+++ Data provided +++

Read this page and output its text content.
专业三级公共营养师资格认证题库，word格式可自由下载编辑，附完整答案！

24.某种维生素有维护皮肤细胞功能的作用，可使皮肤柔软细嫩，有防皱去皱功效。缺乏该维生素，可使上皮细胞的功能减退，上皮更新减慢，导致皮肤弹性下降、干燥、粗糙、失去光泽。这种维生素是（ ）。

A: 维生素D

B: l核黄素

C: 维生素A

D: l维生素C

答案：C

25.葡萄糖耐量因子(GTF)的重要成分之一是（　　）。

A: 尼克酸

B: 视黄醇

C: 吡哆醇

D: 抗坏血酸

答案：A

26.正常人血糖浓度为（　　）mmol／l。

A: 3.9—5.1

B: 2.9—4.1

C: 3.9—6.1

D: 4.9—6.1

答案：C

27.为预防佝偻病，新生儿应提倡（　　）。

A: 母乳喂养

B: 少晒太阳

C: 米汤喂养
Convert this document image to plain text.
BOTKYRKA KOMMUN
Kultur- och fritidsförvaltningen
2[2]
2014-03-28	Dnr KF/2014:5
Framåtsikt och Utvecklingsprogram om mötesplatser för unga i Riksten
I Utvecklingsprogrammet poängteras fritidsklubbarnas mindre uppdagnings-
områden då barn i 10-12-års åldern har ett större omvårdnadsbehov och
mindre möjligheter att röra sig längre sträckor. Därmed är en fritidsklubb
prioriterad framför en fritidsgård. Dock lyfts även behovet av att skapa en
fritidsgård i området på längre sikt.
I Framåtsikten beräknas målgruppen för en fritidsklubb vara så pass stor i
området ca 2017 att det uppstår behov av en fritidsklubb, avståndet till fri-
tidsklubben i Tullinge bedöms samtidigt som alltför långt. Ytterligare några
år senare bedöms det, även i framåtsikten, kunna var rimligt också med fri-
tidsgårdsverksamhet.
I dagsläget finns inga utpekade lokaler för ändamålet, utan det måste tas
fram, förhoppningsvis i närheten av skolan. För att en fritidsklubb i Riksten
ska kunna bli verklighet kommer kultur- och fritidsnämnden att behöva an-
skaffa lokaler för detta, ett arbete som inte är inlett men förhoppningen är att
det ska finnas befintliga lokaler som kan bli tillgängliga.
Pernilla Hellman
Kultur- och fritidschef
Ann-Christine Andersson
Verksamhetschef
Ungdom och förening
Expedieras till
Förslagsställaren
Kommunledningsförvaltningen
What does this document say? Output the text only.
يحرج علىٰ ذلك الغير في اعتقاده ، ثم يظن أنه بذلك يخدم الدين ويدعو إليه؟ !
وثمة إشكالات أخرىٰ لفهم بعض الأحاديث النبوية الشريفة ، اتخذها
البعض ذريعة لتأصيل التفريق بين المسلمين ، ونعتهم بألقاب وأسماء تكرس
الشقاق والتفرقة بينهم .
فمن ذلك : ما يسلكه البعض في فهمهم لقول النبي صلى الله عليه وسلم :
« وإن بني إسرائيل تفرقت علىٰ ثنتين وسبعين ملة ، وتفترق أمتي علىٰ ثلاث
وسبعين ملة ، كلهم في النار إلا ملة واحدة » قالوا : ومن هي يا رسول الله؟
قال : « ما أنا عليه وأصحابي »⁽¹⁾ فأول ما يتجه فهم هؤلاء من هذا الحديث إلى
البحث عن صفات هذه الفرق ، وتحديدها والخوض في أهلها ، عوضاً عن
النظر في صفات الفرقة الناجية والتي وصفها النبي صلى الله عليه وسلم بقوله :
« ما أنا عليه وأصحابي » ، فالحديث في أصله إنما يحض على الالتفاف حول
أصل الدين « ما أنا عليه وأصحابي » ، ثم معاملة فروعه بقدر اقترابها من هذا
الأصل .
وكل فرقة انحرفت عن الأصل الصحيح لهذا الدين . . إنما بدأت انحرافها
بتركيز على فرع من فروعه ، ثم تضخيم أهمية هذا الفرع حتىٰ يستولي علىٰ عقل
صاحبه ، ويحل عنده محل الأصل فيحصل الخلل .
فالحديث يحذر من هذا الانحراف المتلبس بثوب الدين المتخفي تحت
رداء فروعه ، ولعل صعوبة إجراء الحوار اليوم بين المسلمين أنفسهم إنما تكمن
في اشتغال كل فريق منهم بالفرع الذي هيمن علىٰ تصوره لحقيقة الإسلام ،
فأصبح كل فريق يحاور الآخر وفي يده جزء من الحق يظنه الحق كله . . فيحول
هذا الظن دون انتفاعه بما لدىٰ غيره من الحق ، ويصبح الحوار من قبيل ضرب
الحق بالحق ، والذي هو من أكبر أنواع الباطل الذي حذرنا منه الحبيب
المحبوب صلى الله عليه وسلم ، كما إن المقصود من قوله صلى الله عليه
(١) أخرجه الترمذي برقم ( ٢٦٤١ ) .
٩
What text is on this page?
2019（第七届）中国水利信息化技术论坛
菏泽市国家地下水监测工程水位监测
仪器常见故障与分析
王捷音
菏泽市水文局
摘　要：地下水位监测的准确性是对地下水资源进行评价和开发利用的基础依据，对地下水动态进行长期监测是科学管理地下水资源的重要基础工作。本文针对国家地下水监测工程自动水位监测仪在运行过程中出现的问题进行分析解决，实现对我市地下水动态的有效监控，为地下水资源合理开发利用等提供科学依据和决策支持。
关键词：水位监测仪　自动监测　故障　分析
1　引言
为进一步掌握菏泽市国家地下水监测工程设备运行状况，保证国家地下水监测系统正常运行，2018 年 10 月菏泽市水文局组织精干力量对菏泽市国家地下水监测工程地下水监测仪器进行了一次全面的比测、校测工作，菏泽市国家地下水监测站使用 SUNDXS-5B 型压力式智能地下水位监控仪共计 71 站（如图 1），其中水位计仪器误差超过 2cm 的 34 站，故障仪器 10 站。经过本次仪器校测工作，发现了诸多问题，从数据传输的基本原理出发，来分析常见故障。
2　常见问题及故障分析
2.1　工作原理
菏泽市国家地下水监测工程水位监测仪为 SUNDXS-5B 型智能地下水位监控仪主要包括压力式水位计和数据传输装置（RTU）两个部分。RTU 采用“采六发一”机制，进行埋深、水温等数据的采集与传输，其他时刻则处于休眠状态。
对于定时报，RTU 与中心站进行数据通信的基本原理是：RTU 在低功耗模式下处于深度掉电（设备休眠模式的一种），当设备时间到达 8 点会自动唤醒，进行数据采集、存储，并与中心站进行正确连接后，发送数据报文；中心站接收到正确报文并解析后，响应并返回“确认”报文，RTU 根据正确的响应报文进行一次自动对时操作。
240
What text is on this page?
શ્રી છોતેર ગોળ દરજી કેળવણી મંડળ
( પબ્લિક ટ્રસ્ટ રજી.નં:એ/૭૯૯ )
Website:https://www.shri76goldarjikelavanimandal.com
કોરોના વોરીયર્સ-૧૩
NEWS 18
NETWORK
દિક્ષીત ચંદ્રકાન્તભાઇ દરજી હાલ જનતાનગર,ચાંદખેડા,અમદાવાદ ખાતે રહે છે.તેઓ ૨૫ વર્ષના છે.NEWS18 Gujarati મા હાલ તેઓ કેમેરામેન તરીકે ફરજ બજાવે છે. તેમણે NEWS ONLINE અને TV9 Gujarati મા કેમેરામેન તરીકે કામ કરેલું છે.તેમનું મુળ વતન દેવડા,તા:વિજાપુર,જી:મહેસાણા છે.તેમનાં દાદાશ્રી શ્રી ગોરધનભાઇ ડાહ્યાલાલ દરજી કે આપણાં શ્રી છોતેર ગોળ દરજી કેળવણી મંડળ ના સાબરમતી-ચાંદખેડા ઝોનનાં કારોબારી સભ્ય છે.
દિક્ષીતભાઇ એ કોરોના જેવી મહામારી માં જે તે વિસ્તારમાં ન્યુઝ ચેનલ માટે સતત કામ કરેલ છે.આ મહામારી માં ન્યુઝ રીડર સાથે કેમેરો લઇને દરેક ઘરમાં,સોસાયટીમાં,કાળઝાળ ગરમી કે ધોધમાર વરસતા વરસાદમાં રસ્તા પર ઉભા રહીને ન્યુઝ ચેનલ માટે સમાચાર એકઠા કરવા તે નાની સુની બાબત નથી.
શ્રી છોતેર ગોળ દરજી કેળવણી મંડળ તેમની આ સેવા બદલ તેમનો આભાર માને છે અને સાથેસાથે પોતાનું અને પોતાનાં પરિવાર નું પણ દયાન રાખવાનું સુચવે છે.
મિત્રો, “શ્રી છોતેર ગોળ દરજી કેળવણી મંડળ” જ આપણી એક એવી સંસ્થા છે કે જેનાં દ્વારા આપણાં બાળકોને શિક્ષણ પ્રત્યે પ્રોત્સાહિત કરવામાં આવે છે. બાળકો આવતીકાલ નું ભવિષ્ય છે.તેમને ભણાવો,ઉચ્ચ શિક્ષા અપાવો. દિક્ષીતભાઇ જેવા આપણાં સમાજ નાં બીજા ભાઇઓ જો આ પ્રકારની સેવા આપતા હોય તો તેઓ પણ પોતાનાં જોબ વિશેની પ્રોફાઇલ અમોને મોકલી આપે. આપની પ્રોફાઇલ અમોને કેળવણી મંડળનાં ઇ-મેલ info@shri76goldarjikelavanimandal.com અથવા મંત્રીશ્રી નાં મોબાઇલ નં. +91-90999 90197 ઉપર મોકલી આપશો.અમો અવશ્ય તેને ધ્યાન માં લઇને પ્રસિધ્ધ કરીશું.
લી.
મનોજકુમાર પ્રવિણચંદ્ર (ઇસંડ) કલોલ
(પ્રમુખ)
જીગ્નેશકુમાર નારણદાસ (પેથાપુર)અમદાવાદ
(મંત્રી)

+++

**Written problem**
Go through the records above and copy every line with the word "längre".

**Reply**
mindre möjligheter att röra sig längre sträckor. Därmed är en fritidsklubb
fritidsgård i området på längre sikt.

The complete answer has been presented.